The data
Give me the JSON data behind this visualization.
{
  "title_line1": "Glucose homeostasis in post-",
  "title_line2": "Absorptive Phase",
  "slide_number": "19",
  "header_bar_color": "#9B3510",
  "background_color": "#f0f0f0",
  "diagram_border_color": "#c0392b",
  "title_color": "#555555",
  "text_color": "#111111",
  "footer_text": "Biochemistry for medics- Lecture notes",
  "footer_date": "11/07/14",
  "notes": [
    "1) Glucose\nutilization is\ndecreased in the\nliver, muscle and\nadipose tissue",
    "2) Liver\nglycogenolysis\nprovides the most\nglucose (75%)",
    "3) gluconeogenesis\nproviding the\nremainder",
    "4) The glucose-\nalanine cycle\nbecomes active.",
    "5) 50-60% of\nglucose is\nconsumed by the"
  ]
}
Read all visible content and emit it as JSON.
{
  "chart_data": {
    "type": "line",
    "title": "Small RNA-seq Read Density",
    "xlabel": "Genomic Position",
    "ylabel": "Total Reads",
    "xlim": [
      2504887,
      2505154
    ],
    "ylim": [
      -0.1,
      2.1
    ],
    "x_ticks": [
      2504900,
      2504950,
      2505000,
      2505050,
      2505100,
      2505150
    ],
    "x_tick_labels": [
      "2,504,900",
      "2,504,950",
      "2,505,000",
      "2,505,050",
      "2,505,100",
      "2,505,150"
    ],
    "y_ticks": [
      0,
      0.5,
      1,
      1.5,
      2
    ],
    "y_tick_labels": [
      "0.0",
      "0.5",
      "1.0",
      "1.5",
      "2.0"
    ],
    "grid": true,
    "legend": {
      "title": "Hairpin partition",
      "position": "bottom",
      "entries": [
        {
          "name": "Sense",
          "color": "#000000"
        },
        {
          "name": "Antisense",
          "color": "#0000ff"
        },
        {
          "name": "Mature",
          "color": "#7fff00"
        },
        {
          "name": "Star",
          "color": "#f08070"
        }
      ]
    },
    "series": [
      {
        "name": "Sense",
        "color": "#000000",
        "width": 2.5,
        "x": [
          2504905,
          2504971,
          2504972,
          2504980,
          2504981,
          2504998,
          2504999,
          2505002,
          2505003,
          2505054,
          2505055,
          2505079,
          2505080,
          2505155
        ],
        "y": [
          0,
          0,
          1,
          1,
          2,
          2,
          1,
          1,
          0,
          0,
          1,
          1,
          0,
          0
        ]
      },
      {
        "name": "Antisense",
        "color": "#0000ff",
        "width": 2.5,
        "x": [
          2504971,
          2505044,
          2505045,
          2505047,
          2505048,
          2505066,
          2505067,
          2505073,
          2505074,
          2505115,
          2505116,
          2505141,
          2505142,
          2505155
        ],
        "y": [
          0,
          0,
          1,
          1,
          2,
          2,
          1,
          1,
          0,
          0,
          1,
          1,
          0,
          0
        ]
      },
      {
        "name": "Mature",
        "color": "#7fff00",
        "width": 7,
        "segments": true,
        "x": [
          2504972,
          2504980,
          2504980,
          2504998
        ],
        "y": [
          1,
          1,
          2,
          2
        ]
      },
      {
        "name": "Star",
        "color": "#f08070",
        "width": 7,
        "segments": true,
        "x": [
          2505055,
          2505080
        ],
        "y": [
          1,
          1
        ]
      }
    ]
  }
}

Assignment
Using the material, show each line where the string "nglucose" can be found.

Solved problem
    "2) Liver\nglycogenolysis\nprovides the most\nglucose (75%)",
    "5) 50-60% of\nglucose is\nconsumed by the"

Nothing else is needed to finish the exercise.